[start Dataset records]

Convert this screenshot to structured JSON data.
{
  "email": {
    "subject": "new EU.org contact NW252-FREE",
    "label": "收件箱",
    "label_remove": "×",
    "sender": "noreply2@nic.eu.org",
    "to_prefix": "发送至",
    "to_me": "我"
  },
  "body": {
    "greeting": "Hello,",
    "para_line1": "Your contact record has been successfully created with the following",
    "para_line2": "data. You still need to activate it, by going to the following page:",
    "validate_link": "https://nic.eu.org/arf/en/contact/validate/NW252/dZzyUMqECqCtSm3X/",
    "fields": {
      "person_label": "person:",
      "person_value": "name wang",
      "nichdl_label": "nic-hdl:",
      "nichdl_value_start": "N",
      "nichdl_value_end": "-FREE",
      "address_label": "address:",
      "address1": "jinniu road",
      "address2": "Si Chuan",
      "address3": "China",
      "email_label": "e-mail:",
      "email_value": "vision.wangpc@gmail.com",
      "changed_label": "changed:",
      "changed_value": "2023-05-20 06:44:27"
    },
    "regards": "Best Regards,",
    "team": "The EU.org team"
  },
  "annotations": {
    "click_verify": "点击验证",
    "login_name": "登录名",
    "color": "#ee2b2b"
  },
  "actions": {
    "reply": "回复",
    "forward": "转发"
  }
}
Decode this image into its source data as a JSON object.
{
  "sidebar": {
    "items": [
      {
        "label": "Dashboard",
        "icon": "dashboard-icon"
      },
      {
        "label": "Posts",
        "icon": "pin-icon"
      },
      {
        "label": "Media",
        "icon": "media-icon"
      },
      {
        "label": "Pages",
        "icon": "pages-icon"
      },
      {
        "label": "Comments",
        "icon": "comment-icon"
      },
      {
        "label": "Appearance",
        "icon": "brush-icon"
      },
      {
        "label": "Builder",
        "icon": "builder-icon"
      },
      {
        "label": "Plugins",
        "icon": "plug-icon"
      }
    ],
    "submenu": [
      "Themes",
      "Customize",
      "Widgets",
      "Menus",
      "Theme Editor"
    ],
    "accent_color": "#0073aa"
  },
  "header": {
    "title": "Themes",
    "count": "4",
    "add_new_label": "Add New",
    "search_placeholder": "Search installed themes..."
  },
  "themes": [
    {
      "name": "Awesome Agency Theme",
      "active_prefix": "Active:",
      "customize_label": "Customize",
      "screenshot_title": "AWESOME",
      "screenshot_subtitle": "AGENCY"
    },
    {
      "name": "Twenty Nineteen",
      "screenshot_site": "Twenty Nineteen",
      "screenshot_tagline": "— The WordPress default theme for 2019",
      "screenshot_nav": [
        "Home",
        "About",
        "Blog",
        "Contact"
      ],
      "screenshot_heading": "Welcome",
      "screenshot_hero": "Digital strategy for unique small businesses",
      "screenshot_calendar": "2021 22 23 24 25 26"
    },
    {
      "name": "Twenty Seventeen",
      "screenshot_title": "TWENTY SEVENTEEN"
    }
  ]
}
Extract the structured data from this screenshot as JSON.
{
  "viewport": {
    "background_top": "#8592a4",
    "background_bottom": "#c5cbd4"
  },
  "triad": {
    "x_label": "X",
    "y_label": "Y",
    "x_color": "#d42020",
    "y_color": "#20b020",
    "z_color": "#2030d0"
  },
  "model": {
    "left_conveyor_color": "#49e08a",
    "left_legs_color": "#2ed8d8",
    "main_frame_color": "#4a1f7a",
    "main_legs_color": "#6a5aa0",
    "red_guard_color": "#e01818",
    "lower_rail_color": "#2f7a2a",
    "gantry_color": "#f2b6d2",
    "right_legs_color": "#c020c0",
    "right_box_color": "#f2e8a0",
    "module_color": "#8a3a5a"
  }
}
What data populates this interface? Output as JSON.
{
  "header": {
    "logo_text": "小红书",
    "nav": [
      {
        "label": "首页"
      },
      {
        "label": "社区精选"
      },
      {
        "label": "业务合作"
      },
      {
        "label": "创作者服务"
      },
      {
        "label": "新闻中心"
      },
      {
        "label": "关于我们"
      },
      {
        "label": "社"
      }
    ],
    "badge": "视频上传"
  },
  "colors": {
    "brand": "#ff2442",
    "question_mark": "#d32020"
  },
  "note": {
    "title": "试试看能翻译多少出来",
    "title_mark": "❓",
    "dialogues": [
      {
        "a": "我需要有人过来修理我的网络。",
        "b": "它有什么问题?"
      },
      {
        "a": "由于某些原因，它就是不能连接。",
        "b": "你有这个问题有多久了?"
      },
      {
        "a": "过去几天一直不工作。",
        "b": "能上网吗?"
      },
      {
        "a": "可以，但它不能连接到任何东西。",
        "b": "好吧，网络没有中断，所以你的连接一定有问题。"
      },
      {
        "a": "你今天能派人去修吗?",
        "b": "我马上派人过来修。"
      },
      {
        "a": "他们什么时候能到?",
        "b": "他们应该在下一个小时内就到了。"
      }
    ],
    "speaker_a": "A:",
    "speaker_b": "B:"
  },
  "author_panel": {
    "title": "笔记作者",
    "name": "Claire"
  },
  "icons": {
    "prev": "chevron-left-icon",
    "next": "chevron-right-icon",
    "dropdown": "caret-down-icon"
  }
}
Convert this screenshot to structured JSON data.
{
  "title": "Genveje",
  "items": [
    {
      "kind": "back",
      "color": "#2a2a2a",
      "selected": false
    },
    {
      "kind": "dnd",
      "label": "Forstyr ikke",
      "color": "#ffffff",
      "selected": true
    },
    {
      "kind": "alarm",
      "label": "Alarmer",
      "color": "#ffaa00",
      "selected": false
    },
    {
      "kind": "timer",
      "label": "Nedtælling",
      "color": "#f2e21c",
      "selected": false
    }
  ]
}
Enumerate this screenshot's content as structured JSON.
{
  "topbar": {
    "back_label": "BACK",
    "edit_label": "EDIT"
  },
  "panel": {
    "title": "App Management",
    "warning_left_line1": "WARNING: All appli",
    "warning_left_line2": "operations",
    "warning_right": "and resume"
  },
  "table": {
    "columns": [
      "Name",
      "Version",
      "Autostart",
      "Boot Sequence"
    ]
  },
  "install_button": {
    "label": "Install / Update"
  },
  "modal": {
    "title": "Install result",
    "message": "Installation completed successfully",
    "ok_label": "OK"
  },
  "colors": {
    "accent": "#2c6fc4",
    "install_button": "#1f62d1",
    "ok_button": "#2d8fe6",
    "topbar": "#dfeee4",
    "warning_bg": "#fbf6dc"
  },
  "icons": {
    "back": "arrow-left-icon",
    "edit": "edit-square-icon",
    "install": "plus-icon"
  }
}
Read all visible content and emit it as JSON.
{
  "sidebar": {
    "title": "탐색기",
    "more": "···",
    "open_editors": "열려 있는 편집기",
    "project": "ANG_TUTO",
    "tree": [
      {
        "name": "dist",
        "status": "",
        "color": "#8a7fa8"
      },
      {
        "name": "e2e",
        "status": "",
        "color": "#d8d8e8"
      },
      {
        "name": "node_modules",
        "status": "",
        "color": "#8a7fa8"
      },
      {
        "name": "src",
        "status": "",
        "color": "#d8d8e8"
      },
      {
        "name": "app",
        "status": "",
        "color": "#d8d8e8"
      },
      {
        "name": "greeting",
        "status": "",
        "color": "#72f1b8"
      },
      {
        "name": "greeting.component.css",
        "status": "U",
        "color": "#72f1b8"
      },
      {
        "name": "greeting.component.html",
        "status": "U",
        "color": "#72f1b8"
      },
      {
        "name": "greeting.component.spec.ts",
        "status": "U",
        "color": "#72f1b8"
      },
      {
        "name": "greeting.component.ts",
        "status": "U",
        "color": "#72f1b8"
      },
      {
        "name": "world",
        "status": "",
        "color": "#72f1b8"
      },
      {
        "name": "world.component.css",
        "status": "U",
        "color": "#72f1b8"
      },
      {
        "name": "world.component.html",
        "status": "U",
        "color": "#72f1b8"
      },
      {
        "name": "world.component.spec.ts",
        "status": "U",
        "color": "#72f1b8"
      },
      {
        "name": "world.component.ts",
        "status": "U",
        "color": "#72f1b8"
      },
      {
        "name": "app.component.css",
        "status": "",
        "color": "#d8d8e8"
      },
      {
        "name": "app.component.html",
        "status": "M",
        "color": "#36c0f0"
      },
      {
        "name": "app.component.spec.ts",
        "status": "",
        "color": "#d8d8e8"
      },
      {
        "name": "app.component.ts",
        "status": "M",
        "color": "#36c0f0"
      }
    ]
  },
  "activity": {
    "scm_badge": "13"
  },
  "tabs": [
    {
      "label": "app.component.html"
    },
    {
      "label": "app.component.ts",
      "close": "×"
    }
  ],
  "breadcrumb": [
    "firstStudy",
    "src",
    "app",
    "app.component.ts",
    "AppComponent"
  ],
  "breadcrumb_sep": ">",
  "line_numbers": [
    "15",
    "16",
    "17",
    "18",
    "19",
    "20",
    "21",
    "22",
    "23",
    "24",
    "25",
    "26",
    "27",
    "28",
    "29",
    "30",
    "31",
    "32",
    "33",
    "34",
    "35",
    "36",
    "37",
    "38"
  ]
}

[end Dataset records]

__Task brief__:
Output a single number: how many lines contain the word "FREE".

__Exercise result__:
2